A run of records
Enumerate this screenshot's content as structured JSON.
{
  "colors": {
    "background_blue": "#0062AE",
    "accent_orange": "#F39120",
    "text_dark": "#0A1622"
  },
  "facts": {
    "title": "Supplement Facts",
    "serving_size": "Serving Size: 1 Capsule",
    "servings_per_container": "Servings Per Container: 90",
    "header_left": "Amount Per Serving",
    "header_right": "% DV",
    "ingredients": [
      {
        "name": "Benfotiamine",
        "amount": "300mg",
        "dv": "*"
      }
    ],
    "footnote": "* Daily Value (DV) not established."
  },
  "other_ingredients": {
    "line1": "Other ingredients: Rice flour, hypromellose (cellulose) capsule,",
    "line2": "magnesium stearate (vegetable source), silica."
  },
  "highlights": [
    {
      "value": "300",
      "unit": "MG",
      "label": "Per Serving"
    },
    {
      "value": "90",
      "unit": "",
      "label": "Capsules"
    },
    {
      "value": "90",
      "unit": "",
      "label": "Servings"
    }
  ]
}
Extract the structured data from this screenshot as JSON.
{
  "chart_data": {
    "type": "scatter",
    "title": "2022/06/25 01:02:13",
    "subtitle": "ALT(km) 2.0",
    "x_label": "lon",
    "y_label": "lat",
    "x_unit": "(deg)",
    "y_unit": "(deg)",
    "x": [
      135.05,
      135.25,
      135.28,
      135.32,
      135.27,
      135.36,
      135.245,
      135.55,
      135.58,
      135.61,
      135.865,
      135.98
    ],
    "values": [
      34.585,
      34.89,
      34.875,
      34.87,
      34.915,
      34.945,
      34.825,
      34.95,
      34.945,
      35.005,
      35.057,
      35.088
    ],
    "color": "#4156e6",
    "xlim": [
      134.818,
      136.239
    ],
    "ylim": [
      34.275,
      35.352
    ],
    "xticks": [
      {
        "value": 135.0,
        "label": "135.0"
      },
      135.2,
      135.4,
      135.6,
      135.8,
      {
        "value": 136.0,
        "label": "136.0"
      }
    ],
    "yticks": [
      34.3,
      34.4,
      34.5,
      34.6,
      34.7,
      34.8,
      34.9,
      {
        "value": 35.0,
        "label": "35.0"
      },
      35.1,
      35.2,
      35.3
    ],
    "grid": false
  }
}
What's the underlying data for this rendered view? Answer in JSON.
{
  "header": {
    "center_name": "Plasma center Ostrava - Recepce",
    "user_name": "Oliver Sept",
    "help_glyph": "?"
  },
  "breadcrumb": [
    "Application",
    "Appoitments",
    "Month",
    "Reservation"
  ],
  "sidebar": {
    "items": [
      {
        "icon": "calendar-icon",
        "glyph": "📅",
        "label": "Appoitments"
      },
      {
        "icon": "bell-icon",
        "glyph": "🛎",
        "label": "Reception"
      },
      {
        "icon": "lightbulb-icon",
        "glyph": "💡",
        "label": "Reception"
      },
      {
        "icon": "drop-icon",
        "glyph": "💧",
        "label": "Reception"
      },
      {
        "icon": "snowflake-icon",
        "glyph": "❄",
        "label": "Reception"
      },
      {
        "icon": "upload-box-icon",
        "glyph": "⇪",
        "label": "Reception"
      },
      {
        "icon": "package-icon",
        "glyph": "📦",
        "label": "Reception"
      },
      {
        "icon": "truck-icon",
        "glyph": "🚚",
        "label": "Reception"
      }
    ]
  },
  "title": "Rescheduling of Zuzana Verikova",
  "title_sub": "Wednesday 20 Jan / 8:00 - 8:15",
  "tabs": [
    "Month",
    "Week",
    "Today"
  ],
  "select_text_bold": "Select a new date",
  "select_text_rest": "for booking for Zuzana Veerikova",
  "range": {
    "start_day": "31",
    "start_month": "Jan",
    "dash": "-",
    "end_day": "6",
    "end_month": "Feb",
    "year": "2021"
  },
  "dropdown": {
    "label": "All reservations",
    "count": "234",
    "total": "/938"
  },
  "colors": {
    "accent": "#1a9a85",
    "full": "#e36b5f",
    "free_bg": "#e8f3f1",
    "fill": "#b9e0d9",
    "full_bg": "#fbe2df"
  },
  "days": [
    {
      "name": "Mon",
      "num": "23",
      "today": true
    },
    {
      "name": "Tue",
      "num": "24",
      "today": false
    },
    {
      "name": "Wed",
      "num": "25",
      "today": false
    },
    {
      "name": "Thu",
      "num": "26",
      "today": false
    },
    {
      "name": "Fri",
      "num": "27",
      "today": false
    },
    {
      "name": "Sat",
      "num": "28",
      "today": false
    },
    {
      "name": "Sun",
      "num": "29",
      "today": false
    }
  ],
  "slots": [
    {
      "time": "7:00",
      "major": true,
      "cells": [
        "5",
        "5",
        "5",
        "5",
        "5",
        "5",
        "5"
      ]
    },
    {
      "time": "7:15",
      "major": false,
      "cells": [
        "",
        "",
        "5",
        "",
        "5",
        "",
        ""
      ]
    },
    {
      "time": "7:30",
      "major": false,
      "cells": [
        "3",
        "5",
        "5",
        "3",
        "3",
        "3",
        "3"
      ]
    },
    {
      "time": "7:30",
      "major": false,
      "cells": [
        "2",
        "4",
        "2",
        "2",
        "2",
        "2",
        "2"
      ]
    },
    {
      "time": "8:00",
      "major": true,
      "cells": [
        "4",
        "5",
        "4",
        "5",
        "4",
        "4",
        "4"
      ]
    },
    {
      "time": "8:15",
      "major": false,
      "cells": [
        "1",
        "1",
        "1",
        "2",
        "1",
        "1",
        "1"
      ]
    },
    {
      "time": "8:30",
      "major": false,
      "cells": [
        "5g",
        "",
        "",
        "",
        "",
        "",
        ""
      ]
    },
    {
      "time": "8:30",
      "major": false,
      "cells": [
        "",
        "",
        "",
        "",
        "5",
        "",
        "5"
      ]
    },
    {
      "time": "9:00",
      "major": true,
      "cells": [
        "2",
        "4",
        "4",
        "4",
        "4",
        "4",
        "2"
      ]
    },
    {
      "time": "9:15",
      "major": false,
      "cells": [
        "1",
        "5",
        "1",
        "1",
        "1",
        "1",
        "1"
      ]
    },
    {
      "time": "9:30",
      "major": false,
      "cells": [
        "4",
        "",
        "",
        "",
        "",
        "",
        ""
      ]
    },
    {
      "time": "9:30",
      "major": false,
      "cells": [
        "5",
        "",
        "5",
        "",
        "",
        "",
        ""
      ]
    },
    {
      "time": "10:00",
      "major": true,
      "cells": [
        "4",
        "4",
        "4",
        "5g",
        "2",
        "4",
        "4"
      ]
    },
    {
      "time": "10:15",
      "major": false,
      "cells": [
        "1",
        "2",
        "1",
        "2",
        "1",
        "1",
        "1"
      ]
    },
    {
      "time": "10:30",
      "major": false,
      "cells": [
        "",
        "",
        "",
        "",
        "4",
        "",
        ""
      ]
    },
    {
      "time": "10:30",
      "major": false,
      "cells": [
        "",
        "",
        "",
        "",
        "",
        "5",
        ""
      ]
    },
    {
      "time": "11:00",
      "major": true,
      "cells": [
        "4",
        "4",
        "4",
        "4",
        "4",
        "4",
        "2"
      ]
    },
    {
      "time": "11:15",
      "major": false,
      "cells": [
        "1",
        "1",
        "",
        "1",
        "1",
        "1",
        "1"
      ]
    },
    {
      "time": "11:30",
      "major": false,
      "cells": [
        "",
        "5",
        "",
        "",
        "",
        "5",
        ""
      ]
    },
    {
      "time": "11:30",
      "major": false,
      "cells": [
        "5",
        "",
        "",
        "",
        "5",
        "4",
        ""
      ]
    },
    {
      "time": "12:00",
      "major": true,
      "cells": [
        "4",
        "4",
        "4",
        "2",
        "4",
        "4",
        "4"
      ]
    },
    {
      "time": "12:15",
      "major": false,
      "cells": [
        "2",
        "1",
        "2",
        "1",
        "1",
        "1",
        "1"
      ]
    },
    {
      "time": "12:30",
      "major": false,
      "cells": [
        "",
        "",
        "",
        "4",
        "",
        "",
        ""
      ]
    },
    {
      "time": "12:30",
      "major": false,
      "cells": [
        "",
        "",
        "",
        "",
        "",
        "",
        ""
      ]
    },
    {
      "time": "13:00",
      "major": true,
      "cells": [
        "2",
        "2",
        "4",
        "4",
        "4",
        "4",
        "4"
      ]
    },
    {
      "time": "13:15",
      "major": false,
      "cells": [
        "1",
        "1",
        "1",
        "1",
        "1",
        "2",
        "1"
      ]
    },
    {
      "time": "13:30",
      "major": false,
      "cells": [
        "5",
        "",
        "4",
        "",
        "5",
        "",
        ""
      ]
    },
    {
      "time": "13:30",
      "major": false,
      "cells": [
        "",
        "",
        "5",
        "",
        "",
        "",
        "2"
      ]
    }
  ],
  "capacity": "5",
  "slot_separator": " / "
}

**TASK DETAILS:** Filter the data, keeping only the lines that contain "icon".

**ANSWER TO THE EXERCISE:**
        "icon": "calendar-icon",
        "icon": "bell-icon",
        "icon": "lightbulb-icon",
        "icon": "drop-icon",
        "icon": "snowflake-icon",
        "icon": "upload-box-icon",
        "icon": "package-icon",
        "icon": "truck-icon",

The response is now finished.